### Exercise
Within the records below, find each line that holds the string "DISTRICT", then copy it.

* BEGIN *

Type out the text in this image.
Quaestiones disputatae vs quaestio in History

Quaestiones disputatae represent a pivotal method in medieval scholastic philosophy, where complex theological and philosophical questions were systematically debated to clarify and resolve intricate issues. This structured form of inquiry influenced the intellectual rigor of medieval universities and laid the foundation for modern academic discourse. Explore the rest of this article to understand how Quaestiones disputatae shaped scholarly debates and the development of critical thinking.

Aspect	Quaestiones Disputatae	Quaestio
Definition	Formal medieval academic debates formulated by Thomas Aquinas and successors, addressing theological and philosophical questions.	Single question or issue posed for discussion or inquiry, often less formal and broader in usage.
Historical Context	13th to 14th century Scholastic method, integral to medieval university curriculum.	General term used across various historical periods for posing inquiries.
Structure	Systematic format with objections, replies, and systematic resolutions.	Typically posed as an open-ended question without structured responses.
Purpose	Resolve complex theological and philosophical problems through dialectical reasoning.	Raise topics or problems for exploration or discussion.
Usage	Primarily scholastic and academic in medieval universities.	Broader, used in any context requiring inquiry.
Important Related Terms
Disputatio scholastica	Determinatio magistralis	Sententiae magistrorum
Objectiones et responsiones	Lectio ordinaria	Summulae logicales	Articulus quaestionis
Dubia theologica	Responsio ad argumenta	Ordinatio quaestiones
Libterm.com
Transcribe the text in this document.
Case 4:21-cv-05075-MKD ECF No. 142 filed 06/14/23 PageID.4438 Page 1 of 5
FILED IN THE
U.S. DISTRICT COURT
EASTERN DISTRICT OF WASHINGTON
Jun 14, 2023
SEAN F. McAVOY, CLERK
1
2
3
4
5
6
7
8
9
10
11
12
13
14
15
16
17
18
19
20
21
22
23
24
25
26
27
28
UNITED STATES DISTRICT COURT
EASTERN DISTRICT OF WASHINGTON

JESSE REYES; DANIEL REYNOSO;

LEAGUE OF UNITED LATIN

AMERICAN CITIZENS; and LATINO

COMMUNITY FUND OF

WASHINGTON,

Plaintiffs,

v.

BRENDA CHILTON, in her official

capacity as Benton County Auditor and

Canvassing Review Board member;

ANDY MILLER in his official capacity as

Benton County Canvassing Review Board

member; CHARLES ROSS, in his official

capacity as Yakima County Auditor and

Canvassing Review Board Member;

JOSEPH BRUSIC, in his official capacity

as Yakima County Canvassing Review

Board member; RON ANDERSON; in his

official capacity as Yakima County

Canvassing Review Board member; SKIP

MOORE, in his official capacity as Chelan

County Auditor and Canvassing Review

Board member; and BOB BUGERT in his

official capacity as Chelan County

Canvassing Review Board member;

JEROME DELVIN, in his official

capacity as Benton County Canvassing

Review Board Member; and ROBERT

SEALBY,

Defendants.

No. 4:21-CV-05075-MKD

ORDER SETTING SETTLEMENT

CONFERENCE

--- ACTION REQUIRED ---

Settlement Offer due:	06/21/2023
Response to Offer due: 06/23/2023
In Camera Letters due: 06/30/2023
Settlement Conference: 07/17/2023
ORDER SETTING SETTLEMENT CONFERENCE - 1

* END *

### Written response
U.S. DISTRICT COURT
EASTERN DISTRICT OF WASHINGTON
UNITED STATES DISTRICT COURT
EASTERN DISTRICT OF WASHINGTON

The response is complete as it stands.